◆ WHAT TO DO: How many lines of the material below contain the string "Lieberman"? Answer with the number and nothing else.

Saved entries
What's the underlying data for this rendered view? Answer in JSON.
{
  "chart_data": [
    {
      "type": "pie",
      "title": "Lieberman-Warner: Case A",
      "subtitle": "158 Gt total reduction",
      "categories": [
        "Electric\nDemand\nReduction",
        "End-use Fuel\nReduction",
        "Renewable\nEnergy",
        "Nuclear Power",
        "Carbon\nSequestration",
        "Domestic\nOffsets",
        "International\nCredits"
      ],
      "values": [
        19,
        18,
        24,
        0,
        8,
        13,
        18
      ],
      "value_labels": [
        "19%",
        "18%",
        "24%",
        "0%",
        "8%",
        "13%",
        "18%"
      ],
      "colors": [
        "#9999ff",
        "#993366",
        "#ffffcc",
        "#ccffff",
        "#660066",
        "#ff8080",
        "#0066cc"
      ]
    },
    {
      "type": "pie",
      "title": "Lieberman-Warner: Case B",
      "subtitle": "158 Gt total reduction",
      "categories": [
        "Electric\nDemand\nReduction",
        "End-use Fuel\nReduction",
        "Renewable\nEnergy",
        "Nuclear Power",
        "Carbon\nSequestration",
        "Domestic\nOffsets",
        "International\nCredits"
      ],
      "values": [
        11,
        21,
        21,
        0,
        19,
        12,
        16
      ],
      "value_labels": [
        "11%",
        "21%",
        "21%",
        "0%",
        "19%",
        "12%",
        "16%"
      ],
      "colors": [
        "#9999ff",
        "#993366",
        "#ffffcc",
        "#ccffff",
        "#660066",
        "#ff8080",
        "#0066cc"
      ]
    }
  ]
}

◆ ANSWER TO THE PROBLEM: 2